To be done
Exactly as given, repeat all of the entries.

..........

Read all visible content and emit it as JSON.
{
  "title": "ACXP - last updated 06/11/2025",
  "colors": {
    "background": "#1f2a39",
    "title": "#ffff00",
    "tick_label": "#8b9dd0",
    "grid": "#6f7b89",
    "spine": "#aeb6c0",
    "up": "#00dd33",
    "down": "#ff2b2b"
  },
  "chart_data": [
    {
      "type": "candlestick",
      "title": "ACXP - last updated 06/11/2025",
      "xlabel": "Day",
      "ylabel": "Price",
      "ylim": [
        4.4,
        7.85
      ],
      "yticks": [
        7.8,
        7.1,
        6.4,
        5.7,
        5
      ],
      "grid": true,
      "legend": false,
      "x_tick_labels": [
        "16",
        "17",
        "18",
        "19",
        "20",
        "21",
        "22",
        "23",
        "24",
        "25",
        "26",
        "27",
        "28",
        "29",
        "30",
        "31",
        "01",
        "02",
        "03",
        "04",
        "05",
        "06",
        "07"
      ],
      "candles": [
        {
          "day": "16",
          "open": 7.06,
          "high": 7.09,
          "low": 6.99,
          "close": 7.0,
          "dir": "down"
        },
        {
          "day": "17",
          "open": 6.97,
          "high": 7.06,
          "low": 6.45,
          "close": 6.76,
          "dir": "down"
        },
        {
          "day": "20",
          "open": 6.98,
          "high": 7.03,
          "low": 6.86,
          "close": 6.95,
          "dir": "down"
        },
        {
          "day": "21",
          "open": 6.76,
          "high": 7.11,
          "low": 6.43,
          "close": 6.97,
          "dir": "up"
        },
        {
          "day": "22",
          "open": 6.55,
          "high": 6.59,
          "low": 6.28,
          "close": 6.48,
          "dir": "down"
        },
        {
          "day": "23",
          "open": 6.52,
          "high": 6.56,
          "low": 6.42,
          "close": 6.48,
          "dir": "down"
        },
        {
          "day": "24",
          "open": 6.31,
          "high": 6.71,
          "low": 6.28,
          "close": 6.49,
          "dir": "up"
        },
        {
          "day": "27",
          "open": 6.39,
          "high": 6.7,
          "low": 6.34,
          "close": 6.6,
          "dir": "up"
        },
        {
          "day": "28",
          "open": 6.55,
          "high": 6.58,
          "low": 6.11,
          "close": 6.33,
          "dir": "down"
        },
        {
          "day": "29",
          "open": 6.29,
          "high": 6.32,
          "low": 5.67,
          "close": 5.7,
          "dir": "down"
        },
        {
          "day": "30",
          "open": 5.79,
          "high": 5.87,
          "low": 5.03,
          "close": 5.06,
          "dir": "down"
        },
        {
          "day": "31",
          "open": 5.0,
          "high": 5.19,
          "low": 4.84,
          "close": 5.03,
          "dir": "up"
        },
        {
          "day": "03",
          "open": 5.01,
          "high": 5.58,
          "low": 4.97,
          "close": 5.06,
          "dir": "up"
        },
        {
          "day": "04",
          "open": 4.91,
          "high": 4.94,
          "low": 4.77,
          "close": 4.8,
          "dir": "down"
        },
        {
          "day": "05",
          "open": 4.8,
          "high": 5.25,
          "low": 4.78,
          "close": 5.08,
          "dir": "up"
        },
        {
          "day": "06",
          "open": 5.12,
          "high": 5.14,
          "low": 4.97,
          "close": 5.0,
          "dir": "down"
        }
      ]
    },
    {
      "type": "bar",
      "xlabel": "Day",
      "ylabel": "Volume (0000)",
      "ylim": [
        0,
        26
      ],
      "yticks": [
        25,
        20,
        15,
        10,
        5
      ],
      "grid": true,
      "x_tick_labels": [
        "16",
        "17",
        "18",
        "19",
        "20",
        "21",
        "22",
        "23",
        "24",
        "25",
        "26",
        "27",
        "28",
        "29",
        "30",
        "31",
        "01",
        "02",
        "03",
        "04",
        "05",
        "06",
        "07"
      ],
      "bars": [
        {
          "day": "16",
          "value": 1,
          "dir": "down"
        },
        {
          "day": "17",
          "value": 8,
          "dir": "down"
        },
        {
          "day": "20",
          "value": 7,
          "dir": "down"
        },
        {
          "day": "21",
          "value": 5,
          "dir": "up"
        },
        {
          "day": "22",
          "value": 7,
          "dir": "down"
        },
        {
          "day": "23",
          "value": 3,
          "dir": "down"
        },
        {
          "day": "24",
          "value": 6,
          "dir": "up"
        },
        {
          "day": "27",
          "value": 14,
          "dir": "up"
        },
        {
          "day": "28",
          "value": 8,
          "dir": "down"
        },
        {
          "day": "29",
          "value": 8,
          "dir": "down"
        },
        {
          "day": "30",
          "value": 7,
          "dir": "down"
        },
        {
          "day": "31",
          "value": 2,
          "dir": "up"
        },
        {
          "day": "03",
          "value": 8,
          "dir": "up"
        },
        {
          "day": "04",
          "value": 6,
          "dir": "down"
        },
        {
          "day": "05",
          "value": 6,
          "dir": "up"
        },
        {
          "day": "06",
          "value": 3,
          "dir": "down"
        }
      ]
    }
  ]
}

..........

Written answer
Read all visible content and emit it as JSON.
{
  "title": "ACXP - last updated 06/11/2025",
  "colors": {
    "background": "#1f2a39",
    "title": "#ffff00",
    "tick_label": "#8b9dd0",
    "grid": "#6f7b89",
    "spine": "#aeb6c0",
    "up": "#00dd33",
    "down": "#ff2b2b"
  },
  "chart_data": [
    {
      "type": "candlestick",
      "title": "ACXP - last updated 06/11/2025",
      "xlabel": "Day",
      "ylabel": "Price",
      "ylim": [
        4.4,
        7.85
      ],
      "yticks": [
        7.8,
        7.1,
        6.4,
        5.7,
        5
      ],
      "grid": true,
      "legend": false,
      "x_tick_labels": [
        "16",
        "17",
        "18",
        "19",
        "20",
        "21",
        "22",
        "23",
        "24",
        "25",
        "26",
        "27",
        "28",
        "29",
        "30",
        "31",
        "01",
        "02",
        "03",
        "04",
        "05",
        "06",
        "07"
      ],
      "candles": [
        {
          "day": "16",
          "open": 7.06,
          "high": 7.09,
          "low": 6.99,
          "close": 7.0,
          "dir": "down"
        },
        {
          "day": "17",
          "open": 6.97,
          "high": 7.06,
          "low": 6.45,
          "close": 6.76,
          "dir": "down"
        },
        {
          "day": "20",
          "open": 6.98,
          "high": 7.03,
          "low": 6.86,
          "close": 6.95,
          "dir": "down"
        },
        {
          "day": "21",
          "open": 6.76,
          "high": 7.11,
          "low": 6.43,
          "close": 6.97,
          "dir": "up"
        },
        {
          "day": "22",
          "open": 6.55,
          "high": 6.59,
          "low": 6.28,
          "close": 6.48,
          "dir": "down"
        },
        {
          "day": "23",
          "open": 6.52,
          "high": 6.56,
          "low": 6.42,
          "close": 6.48,
          "dir": "down"
        },
        {
          "day": "24",
          "open": 6.31,
          "high": 6.71,
          "low": 6.28,
          "close": 6.49,
          "dir": "up"
        },
        {
          "day": "27",
          "open": 6.39,
          "high": 6.7,
          "low": 6.34,
          "close": 6.6,
          "dir": "up"
        },
        {
          "day": "28",
          "open": 6.55,
          "high": 6.58,
          "low": 6.11,
          "close": 6.33,
          "dir": "down"
        },
        {
          "day": "29",
          "open": 6.29,
          "high": 6.32,
          "low": 5.67,
          "close": 5.7,
          "dir": "down"
        },
        {
          "day": "30",
          "open": 5.79,
          "high": 5.87,
          "low": 5.03,
          "close": 5.06,
          "dir": "down"
        },
        {
          "day": "31",
          "open": 5.0,
          "high": 5.19,
          "low": 4.84,
          "close": 5.03,
          "dir": "up"
        },
        {
          "day": "03",
          "open": 5.01,
          "high": 5.58,
          "low": 4.97,
          "close": 5.06,
          "dir": "up"
        },
        {
          "day": "04",
          "open": 4.91,
          "high": 4.94,
          "low": 4.77,
          "close": 4.8,
          "dir": "down"
        },
        {
          "day": "05",
          "open": 4.8,
          "high": 5.25,
          "low": 4.78,
          "close": 5.08,
          "dir": "up"
        },
        {
          "day": "06",
          "open": 5.12,
          "high": 5.14,
          "low": 4.97,
          "close": 5.0,
          "dir": "down"
        }
      ]
    },
    {
      "type": "bar",
      "xlabel": "Day",
      "ylabel": "Volume (0000)",
      "ylim": [
        0,
        26
      ],
      "yticks": [
        25,
        20,
        15,
        10,
        5
      ],
      "grid": true,
      "x_tick_labels": [
        "16",
        "17",
        "18",
        "19",
        "20",
        "21",
        "22",
        "23",
        "24",
        "25",
        "26",
        "27",
        "28",
        "29",
        "30",
        "31",
        "01",
        "02",
        "03",
        "04",
        "05",
        "06",
        "07"
      ],
      "bars": [
        {
          "day": "16",
          "value": 1,
          "dir": "down"
        },
        {
          "day": "17",
          "value": 8,
          "dir": "down"
        },
        {
          "day": "20",
          "value": 7,
          "dir": "down"
        },
        {
          "day": "21",
          "value": 5,
          "dir": "up"
        },
        {
          "day": "22",
          "value": 7,
          "dir": "down"
        },
        {
          "day": "23",
          "value": 3,
          "dir": "down"
        },
        {
          "day": "24",
          "value": 6,
          "dir": "up"
        },
        {
          "day": "27",
          "value": 14,
          "dir": "up"
        },
        {
          "day": "28",
          "value": 8,
          "dir": "down"
        },
        {
          "day": "29",
          "value": 8,
          "dir": "down"
        },
        {
          "day": "30",
          "value": 7,
          "dir": "down"
        },
        {
          "day": "31",
          "value": 2,
          "dir": "up"
        },
        {
          "day": "03",
          "value": 8,
          "dir": "up"
        },
        {
          "day": "04",
          "value": 6,
          "dir": "down"
        },
        {
          "day": "05",
          "value": 6,
          "dir": "up"
        },
        {
          "day": "06",
          "value": 3,
          "dir": "down"
        }
      ]
    }
  ]
}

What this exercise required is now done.